» **Records provided**:

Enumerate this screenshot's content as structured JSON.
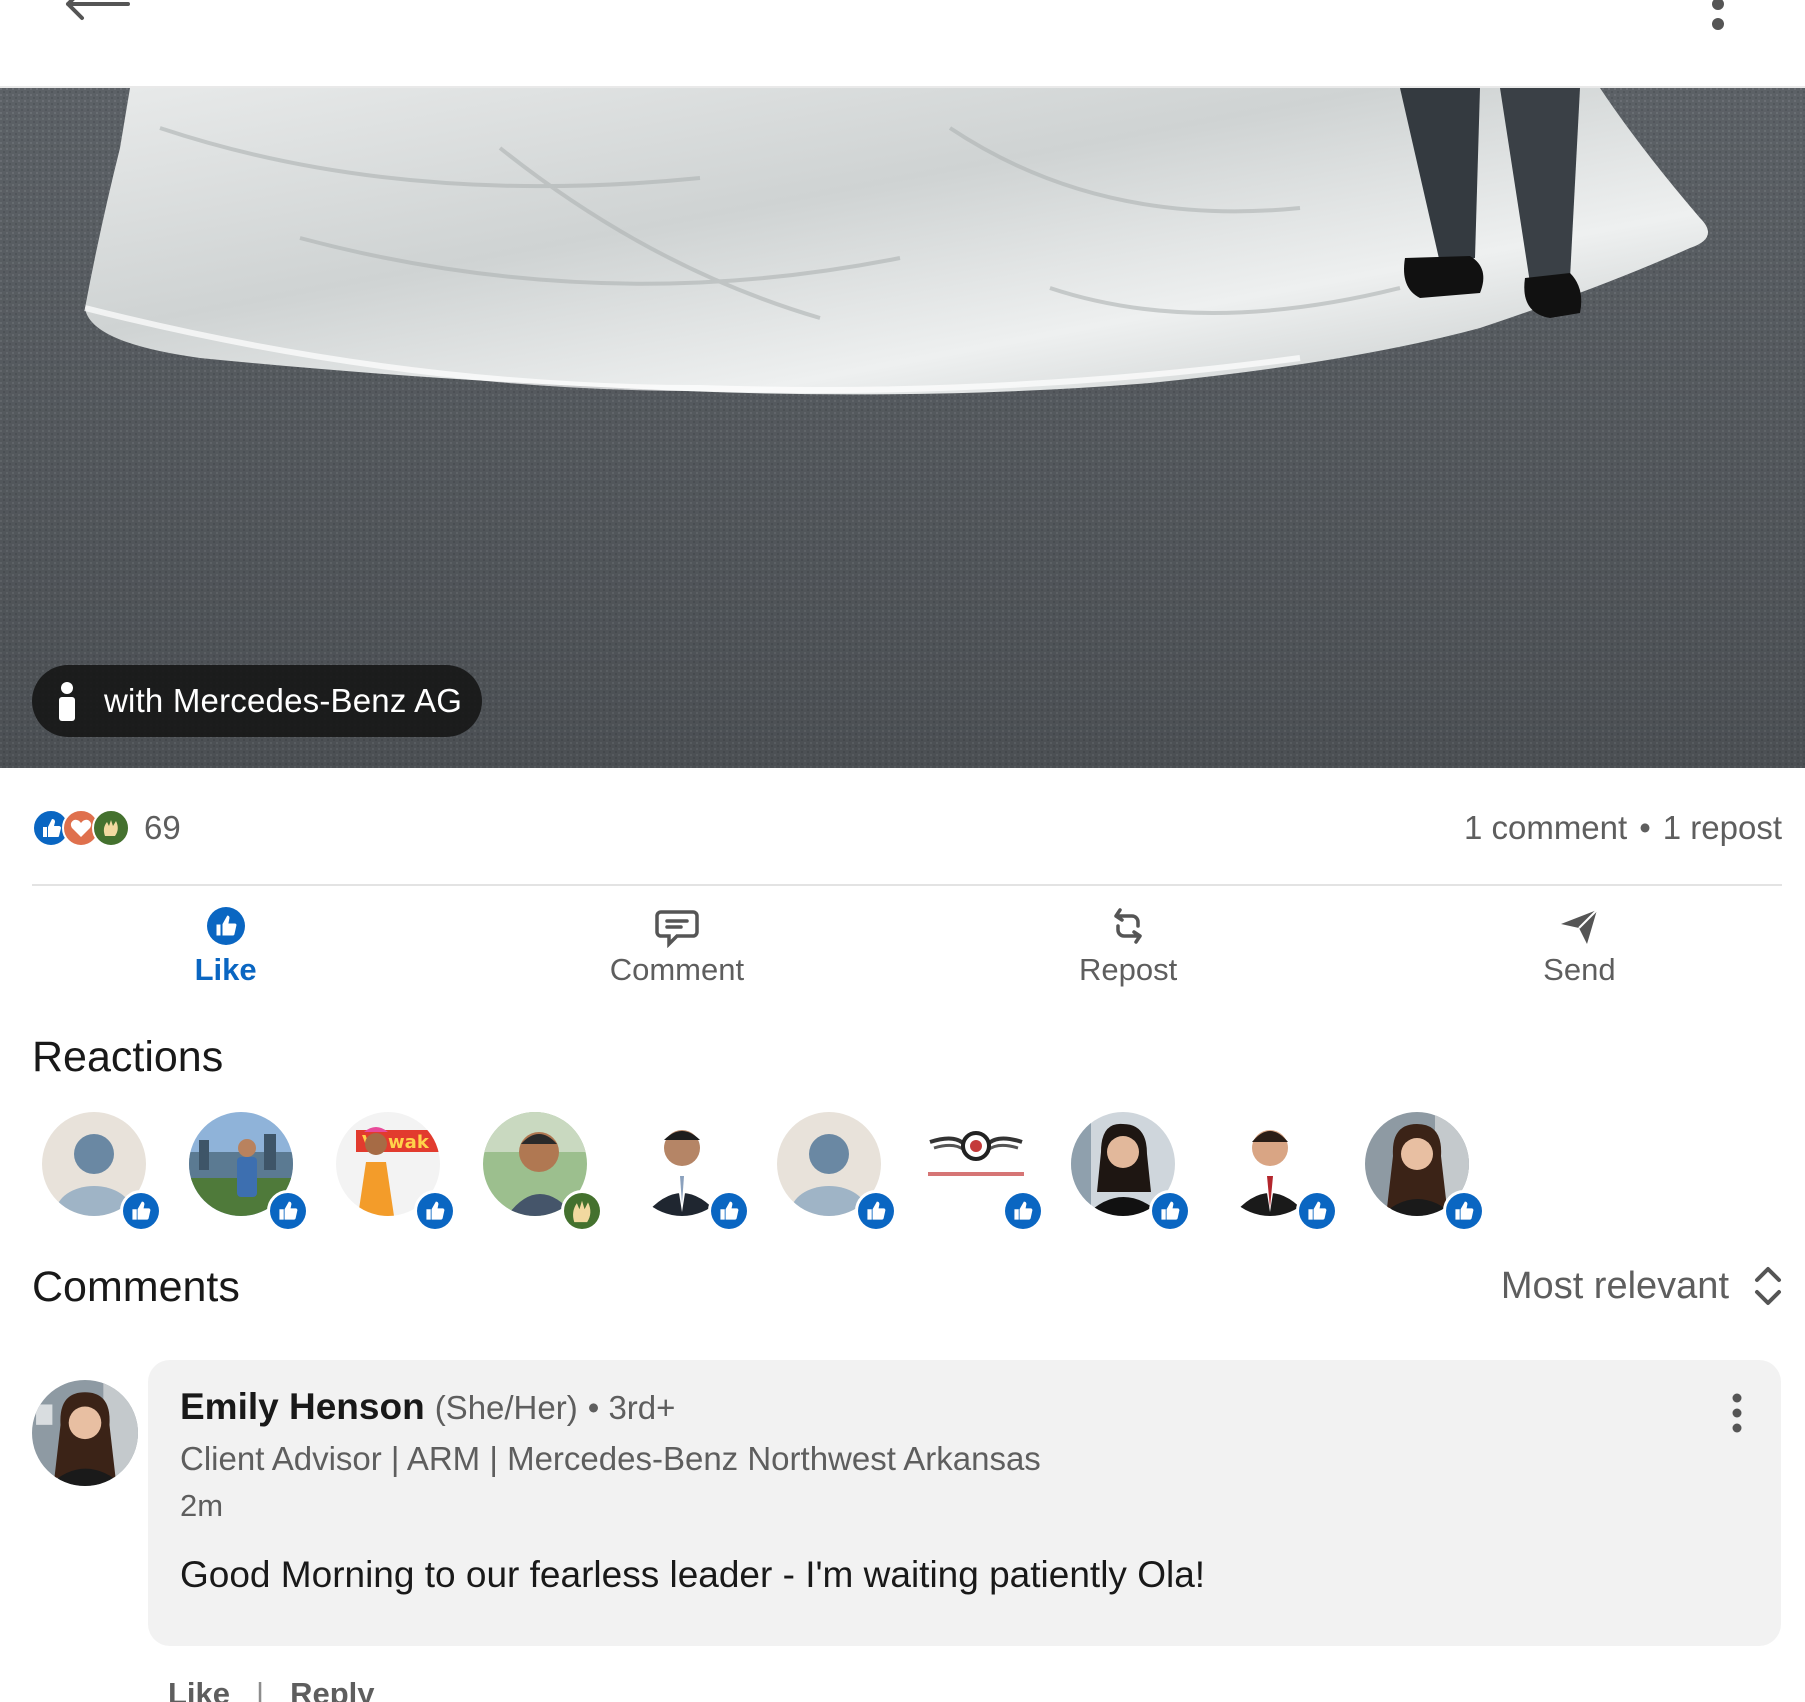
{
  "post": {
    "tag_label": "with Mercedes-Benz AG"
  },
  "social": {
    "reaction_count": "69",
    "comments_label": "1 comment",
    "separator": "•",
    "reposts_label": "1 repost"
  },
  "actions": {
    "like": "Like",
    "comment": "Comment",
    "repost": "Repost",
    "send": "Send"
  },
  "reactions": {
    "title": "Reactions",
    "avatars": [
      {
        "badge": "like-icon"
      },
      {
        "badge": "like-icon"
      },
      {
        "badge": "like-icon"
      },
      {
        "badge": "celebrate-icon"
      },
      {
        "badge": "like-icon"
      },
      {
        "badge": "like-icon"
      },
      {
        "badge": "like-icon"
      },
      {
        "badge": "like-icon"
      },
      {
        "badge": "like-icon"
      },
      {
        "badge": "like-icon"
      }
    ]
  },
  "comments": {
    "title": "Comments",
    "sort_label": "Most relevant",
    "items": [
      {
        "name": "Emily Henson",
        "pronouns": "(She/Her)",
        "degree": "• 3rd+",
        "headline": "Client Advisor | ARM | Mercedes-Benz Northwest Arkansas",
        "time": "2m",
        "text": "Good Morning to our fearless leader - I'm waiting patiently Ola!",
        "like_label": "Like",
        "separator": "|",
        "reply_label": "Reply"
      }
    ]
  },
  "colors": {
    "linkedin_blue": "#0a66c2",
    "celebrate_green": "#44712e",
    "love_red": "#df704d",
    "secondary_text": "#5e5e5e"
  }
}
...
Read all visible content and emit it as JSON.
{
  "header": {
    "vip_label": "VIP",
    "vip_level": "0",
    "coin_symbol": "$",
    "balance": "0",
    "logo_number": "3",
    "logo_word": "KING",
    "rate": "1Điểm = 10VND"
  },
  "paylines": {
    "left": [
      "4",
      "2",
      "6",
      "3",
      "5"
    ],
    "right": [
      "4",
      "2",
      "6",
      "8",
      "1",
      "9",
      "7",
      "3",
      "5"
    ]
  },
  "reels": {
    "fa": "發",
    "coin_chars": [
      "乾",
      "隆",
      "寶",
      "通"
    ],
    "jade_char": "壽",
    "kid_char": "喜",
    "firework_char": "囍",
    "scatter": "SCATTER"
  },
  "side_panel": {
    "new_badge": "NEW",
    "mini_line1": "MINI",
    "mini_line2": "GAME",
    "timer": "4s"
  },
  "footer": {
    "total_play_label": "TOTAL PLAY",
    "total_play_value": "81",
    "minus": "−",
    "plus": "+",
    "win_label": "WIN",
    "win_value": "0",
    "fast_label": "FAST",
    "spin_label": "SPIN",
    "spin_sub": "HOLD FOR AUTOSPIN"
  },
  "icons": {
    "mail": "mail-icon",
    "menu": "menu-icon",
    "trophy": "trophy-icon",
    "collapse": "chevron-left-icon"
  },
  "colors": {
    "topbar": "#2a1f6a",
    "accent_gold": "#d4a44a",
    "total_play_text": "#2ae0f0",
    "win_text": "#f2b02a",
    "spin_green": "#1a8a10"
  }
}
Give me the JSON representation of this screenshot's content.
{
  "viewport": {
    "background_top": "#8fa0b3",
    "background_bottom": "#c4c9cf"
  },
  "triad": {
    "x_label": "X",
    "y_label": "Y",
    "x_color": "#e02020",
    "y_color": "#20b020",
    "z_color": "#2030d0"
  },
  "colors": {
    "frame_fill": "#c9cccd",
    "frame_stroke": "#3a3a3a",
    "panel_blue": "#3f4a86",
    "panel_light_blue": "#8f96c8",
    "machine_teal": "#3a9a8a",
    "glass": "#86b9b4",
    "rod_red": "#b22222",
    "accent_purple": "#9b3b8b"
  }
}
---
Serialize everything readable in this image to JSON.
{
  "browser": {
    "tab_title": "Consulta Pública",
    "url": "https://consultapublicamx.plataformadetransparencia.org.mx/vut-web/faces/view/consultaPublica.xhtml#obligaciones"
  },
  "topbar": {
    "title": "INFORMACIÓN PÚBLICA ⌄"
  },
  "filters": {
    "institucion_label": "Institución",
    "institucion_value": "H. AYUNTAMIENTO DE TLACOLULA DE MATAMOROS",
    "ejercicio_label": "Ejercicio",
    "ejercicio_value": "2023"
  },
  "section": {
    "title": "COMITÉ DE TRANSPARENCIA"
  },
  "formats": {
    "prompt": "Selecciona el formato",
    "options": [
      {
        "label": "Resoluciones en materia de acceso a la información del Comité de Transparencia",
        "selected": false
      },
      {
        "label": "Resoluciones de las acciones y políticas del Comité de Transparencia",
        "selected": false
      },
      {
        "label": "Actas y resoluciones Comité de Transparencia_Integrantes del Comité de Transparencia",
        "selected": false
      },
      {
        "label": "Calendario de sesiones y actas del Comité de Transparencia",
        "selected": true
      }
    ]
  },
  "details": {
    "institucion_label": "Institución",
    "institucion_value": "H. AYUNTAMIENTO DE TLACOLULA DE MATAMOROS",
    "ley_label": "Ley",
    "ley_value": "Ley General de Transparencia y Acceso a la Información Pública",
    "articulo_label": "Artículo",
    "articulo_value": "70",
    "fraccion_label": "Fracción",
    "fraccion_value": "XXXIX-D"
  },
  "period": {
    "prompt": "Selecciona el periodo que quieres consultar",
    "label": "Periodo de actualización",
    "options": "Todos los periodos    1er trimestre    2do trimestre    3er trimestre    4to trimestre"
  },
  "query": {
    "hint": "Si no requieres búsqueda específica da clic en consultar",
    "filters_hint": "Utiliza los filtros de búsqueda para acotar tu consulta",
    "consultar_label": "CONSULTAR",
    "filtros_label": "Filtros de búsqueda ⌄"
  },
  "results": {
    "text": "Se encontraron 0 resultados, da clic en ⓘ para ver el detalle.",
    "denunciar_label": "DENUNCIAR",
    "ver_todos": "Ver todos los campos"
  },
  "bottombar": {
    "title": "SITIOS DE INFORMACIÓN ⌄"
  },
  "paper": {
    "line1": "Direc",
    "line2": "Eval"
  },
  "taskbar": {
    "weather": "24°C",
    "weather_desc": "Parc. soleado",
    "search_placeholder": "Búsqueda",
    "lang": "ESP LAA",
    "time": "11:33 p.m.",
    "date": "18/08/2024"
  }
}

» **What is required**: Copy out all lines that carry the word "Selecciona".

» **Result of the task**:
    "prompt": "Selecciona el formato",
    "prompt": "Selecciona el periodo que quieres consultar",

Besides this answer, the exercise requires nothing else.